SUPPLIED RECORDS:
────────────────────────────────────────
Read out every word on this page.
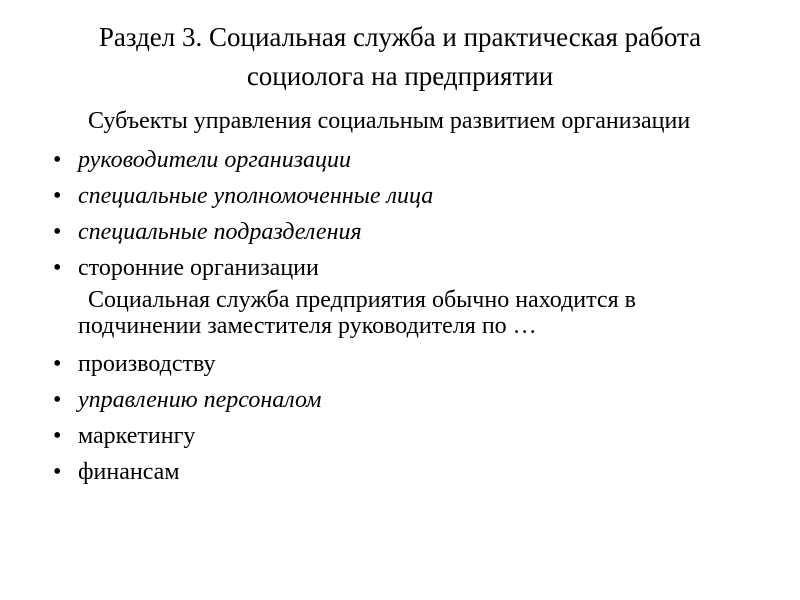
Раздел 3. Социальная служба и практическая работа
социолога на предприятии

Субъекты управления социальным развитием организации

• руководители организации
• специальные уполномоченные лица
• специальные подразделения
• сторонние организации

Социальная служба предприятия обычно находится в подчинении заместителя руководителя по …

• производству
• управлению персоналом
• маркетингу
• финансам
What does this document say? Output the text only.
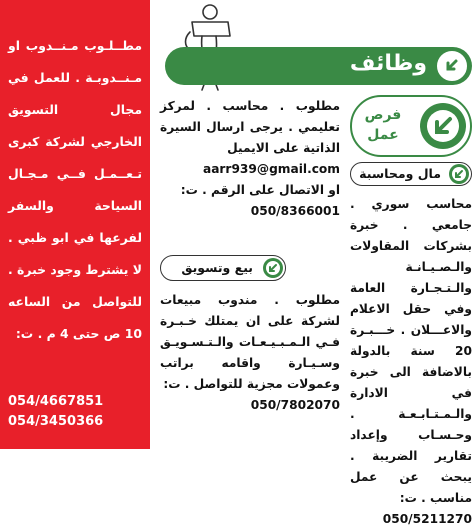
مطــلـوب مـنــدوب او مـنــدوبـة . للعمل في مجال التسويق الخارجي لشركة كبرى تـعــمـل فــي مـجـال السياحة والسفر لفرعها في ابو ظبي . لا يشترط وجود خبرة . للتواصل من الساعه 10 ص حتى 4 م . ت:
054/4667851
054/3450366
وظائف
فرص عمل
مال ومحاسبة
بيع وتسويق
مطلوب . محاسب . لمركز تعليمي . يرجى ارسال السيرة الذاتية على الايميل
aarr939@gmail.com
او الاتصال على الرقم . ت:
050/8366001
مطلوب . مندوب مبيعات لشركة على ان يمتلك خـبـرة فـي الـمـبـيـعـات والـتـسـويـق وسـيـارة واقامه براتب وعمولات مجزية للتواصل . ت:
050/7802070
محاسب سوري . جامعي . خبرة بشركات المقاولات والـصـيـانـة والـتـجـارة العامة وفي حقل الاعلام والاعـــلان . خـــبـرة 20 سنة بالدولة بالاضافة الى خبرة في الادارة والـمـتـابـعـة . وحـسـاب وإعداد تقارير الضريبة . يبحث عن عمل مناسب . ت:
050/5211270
────────────────────────────────────────
Images should not appear in the copy; retype the listing above exactly.

Read out every word on this page.
Раздел 3. Социальная служба и практическая работа
социолога на предприятии

Субъекты управления социальным развитием организации

• руководители организации
• специальные уполномоченные лица
• специальные подразделения
• сторонние организации

Социальная служба предприятия обычно находится в подчинении заместителя руководителя по …

• производству
• управлению персоналом
• маркетингу
• финансам
What does this document say? Output the text only.
مطــلـوب مـنــدوب او مـنــدوبـة . للعمل في مجال التسويق الخارجي لشركة كبرى تـعــمـل فــي مـجـال السياحة والسفر لفرعها في ابو ظبي . لا يشترط وجود خبرة . للتواصل من الساعه 10 ص حتى 4 م . ت:
054/4667851
054/3450366
وظائف
فرص عمل
مال ومحاسبة
بيع وتسويق
مطلوب . محاسب . لمركز تعليمي . يرجى ارسال السيرة الذاتية على الايميل
aarr939@gmail.com
او الاتصال على الرقم . ت:
050/8366001
مطلوب . مندوب مبيعات لشركة على ان يمتلك خـبـرة فـي الـمـبـيـعـات والـتـسـويـق وسـيـارة واقامه براتب وعمولات مجزية للتواصل . ت:
050/7802070
محاسب سوري . جامعي . خبرة بشركات المقاولات والـصـيـانـة والـتـجـارة العامة وفي حقل الاعلام والاعـــلان . خـــبـرة 20 سنة بالدولة بالاضافة الى خبرة في الادارة والـمـتـابـعـة . وحـسـاب وإعداد تقارير الضريبة . يبحث عن عمل مناسب . ت:
050/5211270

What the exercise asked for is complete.